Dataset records
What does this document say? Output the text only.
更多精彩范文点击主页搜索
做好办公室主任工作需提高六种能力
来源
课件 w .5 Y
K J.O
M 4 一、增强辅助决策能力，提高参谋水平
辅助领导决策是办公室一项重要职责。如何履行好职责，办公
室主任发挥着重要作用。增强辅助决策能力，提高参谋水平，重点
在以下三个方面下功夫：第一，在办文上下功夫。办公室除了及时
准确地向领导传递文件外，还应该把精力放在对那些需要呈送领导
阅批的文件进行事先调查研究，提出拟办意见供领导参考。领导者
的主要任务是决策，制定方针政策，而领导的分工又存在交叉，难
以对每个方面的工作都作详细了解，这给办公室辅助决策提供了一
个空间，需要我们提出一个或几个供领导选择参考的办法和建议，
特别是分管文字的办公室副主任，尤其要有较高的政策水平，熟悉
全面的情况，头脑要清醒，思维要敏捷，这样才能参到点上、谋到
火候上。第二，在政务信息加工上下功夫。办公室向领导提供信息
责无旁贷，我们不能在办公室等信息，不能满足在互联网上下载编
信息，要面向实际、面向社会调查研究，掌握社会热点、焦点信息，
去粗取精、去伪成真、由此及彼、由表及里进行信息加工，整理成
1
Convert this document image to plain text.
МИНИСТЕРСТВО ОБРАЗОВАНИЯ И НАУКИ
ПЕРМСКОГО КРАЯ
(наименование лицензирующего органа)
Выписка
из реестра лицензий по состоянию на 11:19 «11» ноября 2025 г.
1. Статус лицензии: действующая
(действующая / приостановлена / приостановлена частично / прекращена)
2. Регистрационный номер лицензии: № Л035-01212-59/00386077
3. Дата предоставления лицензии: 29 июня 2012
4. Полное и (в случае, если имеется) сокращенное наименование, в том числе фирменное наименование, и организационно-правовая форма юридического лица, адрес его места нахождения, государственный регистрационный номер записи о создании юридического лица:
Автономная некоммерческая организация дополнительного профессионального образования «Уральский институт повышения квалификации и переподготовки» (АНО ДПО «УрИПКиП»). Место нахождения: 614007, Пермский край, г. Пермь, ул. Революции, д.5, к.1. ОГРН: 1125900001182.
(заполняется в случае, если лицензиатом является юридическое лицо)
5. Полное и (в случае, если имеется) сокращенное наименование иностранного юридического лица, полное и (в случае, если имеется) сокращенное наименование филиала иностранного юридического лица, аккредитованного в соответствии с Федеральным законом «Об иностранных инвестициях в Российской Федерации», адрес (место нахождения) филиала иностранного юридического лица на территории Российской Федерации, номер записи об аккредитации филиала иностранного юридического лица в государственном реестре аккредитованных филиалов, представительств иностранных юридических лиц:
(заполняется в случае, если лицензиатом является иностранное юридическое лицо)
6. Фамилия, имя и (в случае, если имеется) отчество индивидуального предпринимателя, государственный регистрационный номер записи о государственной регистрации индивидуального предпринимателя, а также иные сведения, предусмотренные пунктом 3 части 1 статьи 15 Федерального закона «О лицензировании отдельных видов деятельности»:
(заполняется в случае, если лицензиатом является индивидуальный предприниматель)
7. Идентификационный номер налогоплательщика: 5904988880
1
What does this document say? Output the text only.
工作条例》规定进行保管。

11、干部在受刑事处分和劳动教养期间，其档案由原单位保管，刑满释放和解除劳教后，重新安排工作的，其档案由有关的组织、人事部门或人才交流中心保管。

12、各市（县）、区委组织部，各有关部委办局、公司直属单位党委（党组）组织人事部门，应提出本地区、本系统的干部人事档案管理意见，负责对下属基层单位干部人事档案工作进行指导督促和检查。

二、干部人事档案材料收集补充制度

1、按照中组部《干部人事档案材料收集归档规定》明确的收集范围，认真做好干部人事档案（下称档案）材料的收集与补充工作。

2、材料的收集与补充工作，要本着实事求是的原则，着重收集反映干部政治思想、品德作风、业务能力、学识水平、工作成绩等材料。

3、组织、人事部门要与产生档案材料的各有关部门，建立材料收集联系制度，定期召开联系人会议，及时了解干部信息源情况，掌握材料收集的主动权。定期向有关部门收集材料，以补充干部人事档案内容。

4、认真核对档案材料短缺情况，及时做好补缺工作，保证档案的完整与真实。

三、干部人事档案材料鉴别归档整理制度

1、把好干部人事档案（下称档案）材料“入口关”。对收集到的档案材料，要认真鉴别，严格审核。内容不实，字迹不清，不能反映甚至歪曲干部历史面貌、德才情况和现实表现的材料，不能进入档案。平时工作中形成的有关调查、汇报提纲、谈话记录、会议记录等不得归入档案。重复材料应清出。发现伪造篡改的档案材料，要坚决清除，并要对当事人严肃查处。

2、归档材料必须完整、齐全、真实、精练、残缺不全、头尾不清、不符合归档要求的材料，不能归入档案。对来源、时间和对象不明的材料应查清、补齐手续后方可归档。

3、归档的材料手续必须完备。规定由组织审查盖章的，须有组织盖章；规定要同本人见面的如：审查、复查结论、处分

▶ _EXERCISE BRIEF_
Extract each line of the listing above, copying it word for word.

▶ _EXERCISE ANSWER_
What does this document say? Output the text only.
更多精彩范文点击主页搜索
做好办公室主任工作需提高六种能力
来源
课件 w .5 Y
K J.O
M 4 一、增强辅助决策能力，提高参谋水平
辅助领导决策是办公室一项重要职责。如何履行好职责，办公
室主任发挥着重要作用。增强辅助决策能力，提高参谋水平，重点
在以下三个方面下功夫：第一，在办文上下功夫。办公室除了及时
准确地向领导传递文件外，还应该把精力放在对那些需要呈送领导
阅批的文件进行事先调查研究，提出拟办意见供领导参考。领导者
的主要任务是决策，制定方针政策，而领导的分工又存在交叉，难
以对每个方面的工作都作详细了解，这给办公室辅助决策提供了一
个空间，需要我们提出一个或几个供领导选择参考的办法和建议，
特别是分管文字的办公室副主任，尤其要有较高的政策水平，熟悉
全面的情况，头脑要清醒，思维要敏捷，这样才能参到点上、谋到
火候上。第二，在政务信息加工上下功夫。办公室向领导提供信息
责无旁贷，我们不能在办公室等信息，不能满足在互联网上下载编
信息，要面向实际、面向社会调查研究，掌握社会热点、焦点信息，
去粗取精、去伪成真、由此及彼、由表及里进行信息加工，整理成
1
Convert this document image to plain text.
МИНИСТЕРСТВО ОБРАЗОВАНИЯ И НАУКИ
ПЕРМСКОГО КРАЯ
(наименование лицензирующего органа)
Выписка
из реестра лицензий по состоянию на 11:19 «11» ноября 2025 г.
1. Статус лицензии: действующая
(действующая / приостановлена / приостановлена частично / прекращена)
2. Регистрационный номер лицензии: № Л035-01212-59/00386077
3. Дата предоставления лицензии: 29 июня 2012
4. Полное и (в случае, если имеется) сокращенное наименование, в том числе фирменное наименование, и организационно-правовая форма юридического лица, адрес его места нахождения, государственный регистрационный номер записи о создании юридического лица:
Автономная некоммерческая организация дополнительного профессионального образования «Уральский институт повышения квалификации и переподготовки» (АНО ДПО «УрИПКиП»). Место нахождения: 614007, Пермский край, г. Пермь, ул. Революции, д.5, к.1. ОГРН: 1125900001182.
(заполняется в случае, если лицензиатом является юридическое лицо)
5. Полное и (в случае, если имеется) сокращенное наименование иностранного юридического лица, полное и (в случае, если имеется) сокращенное наименование филиала иностранного юридического лица, аккредитованного в соответствии с Федеральным законом «Об иностранных инвестициях в Российской Федерации», адрес (место нахождения) филиала иностранного юридического лица на территории Российской Федерации, номер записи об аккредитации филиала иностранного юридического лица в государственном реестре аккредитованных филиалов, представительств иностранных юридических лиц:
(заполняется в случае, если лицензиатом является иностранное юридическое лицо)
6. Фамилия, имя и (в случае, если имеется) отчество индивидуального предпринимателя, государственный регистрационный номер записи о государственной регистрации индивидуального предпринимателя, а также иные сведения, предусмотренные пунктом 3 части 1 статьи 15 Федерального закона «О лицензировании отдельных видов деятельности»:
(заполняется в случае, если лицензиатом является индивидуальный предприниматель)
7. Идентификационный номер налогоплательщика: 5904988880
1
What does this document say? Output the text only.
工作条例》规定进行保管。

11、干部在受刑事处分和劳动教养期间，其档案由原单位保管，刑满释放和解除劳教后，重新安排工作的，其档案由有关的组织、人事部门或人才交流中心保管。

12、各市（县）、区委组织部，各有关部委办局、公司直属单位党委（党组）组织人事部门，应提出本地区、本系统的干部人事档案管理意见，负责对下属基层单位干部人事档案工作进行指导督促和检查。

二、干部人事档案材料收集补充制度

1、按照中组部《干部人事档案材料收集归档规定》明确的收集范围，认真做好干部人事档案（下称档案）材料的收集与补充工作。

2、材料的收集与补充工作，要本着实事求是的原则，着重收集反映干部政治思想、品德作风、业务能力、学识水平、工作成绩等材料。

3、组织、人事部门要与产生档案材料的各有关部门，建立材料收集联系制度，定期召开联系人会议，及时了解干部信息源情况，掌握材料收集的主动权。定期向有关部门收集材料，以补充干部人事档案内容。

4、认真核对档案材料短缺情况，及时做好补缺工作，保证档案的完整与真实。

三、干部人事档案材料鉴别归档整理制度

1、把好干部人事档案（下称档案）材料“入口关”。对收集到的档案材料，要认真鉴别，严格审核。内容不实，字迹不清，不能反映甚至歪曲干部历史面貌、德才情况和现实表现的材料，不能进入档案。平时工作中形成的有关调查、汇报提纲、谈话记录、会议记录等不得归入档案。重复材料应清出。发现伪造篡改的档案材料，要坚决清除，并要对当事人严肃查处。

2、归档材料必须完整、齐全、真实、精练、残缺不全、头尾不清、不符合归档要求的材料，不能归入档案。对来源、时间和对象不明的材料应查清、补齐手续后方可归档。

3、归档的材料手续必须完备。规定由组织审查盖章的，须有组织盖章；规定要同本人见面的如：审查、复查结论、处分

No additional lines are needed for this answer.